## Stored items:

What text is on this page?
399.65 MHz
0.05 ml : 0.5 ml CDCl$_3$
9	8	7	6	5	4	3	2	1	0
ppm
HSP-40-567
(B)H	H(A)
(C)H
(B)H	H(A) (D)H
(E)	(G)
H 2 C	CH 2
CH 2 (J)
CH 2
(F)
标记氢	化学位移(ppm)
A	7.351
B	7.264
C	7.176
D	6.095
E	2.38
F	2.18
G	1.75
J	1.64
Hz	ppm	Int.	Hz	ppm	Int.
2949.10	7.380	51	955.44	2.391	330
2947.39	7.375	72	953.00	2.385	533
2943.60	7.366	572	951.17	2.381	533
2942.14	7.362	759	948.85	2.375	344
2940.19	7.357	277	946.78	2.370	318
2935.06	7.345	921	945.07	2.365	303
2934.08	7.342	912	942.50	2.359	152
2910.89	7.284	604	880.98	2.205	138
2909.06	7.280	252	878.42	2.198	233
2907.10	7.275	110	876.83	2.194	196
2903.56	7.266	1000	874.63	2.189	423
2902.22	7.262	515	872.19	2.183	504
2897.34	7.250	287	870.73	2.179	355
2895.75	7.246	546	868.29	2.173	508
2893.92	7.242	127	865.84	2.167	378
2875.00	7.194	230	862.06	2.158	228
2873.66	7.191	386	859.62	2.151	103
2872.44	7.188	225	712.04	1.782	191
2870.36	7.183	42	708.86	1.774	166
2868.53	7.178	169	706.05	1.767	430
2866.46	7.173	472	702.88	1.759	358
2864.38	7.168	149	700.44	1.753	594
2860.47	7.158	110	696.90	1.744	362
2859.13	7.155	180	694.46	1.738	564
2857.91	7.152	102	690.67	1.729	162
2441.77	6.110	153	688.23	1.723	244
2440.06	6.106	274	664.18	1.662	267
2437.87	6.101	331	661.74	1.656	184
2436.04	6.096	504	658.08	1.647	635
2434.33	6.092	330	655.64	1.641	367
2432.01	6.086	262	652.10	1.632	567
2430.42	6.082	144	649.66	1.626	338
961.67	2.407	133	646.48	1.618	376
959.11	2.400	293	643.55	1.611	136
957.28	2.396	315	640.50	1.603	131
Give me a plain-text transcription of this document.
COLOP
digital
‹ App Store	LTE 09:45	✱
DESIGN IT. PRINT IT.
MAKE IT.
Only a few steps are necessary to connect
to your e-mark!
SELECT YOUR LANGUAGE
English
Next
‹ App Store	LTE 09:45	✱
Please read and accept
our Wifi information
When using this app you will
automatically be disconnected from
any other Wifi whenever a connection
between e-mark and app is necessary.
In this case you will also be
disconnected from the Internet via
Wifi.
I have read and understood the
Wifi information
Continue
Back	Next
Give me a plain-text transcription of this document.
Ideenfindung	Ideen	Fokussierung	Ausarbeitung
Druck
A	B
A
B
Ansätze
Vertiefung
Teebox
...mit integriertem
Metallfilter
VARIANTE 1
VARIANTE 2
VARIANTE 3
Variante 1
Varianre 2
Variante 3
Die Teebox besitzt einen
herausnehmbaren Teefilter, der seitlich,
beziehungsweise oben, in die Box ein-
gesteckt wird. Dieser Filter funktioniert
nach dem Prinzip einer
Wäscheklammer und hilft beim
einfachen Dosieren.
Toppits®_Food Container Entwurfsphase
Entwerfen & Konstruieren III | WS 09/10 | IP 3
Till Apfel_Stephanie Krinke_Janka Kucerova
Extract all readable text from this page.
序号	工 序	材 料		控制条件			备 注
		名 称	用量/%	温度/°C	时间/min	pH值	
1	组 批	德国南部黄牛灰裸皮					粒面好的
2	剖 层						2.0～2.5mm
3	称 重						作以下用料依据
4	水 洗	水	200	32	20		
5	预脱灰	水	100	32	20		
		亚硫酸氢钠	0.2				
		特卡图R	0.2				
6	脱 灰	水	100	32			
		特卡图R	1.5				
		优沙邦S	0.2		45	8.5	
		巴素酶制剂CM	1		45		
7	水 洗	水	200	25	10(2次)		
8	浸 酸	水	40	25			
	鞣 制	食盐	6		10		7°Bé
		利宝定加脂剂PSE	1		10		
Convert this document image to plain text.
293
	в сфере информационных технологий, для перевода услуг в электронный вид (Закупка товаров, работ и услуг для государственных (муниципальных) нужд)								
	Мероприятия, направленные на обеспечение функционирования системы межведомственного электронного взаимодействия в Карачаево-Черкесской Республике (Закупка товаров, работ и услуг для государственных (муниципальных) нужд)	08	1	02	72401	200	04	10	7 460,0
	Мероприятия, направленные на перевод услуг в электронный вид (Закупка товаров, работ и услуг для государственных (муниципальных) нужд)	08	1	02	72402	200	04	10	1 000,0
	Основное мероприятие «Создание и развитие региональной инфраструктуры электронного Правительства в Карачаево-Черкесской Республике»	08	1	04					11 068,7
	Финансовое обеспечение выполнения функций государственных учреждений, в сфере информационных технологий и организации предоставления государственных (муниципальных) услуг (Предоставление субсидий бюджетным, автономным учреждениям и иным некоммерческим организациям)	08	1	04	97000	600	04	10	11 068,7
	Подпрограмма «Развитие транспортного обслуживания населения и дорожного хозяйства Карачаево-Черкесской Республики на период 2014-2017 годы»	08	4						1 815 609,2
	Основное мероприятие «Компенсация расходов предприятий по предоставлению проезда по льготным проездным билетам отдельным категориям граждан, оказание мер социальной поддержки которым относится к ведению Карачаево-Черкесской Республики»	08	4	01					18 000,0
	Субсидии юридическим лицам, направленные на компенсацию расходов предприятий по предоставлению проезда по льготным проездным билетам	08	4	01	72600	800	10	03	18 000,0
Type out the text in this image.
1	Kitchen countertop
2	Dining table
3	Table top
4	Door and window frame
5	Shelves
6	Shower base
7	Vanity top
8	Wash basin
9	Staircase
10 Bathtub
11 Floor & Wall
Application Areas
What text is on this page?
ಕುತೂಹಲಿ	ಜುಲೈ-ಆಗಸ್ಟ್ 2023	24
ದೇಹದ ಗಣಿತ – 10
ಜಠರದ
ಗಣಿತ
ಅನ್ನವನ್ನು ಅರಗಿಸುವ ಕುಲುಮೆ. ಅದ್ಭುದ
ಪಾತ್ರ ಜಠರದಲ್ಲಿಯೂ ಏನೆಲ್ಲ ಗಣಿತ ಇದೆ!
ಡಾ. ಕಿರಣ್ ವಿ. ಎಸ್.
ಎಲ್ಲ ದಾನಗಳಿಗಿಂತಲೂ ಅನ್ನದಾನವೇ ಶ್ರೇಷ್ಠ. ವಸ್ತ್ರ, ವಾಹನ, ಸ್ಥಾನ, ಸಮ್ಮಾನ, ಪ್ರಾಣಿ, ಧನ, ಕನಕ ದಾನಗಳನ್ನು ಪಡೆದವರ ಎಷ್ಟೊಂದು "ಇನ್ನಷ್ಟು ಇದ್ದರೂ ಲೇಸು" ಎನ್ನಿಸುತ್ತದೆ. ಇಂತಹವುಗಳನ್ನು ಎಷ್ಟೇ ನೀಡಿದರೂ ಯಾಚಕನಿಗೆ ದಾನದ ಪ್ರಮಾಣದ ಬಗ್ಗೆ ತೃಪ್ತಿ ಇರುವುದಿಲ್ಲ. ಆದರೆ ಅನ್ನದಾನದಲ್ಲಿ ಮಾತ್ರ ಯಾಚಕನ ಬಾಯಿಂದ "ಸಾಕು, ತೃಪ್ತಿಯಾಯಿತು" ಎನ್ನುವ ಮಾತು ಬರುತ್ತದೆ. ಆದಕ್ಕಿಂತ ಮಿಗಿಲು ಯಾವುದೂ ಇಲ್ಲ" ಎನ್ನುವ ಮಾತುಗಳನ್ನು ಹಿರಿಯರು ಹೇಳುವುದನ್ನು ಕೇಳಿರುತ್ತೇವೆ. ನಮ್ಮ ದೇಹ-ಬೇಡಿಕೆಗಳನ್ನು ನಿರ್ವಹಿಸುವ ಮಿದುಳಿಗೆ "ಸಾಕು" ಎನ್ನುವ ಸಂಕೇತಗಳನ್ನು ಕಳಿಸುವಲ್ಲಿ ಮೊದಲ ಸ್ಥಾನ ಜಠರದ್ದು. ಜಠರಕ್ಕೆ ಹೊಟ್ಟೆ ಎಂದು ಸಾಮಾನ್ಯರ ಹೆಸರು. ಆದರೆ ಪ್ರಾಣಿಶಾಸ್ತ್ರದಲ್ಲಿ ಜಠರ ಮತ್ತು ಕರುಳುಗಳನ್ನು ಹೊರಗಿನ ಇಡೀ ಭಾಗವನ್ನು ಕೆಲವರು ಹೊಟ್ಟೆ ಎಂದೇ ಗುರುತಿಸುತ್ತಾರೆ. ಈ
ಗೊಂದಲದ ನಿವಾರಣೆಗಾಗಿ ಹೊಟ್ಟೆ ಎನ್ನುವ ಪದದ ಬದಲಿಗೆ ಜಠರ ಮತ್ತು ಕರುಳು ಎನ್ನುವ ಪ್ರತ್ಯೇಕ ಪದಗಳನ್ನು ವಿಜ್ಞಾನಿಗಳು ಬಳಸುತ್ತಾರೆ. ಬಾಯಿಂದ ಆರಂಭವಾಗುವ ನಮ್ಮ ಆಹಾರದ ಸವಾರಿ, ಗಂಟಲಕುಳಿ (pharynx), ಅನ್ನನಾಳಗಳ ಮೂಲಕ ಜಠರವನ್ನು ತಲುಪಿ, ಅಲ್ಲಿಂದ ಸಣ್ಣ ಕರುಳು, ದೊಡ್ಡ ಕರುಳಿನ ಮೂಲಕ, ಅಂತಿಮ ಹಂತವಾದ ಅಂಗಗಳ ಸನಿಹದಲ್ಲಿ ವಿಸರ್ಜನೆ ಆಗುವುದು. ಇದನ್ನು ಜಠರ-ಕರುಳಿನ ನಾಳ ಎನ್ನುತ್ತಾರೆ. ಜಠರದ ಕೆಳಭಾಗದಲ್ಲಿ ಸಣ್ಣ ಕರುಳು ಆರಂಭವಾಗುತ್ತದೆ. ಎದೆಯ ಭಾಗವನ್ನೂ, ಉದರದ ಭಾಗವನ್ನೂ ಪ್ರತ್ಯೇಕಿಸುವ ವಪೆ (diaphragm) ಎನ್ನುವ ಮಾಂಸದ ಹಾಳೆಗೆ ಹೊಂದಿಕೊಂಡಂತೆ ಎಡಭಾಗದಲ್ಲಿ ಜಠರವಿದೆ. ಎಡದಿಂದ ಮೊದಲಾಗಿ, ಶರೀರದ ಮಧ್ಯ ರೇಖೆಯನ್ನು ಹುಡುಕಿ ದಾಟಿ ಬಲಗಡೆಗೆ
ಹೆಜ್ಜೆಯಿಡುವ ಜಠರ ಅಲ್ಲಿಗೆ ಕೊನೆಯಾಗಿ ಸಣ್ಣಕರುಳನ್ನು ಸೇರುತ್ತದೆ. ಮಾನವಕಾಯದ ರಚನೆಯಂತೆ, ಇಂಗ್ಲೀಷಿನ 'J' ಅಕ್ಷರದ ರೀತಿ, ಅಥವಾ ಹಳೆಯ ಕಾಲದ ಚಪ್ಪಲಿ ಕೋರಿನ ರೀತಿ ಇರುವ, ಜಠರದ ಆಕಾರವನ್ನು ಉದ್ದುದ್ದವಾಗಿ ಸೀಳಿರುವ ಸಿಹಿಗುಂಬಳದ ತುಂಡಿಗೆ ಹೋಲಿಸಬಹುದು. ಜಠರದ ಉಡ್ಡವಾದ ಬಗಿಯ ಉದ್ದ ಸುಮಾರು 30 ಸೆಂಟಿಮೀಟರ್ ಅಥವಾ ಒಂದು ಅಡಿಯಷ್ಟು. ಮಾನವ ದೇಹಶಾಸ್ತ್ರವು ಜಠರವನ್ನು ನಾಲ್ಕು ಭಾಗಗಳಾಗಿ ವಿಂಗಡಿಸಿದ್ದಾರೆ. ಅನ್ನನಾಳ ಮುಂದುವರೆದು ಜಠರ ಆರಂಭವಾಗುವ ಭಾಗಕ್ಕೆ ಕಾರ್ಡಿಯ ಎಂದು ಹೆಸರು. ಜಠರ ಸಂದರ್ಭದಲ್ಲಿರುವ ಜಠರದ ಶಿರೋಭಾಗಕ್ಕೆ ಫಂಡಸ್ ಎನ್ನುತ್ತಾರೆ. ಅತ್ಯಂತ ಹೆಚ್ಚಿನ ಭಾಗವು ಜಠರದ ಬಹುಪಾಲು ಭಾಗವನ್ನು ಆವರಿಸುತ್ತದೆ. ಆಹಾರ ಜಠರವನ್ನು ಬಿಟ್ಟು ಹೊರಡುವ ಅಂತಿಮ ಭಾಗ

## Exercise goal:
Looking at the material above, count the lines that hold "necessary" and give the total alone.

## Output:
2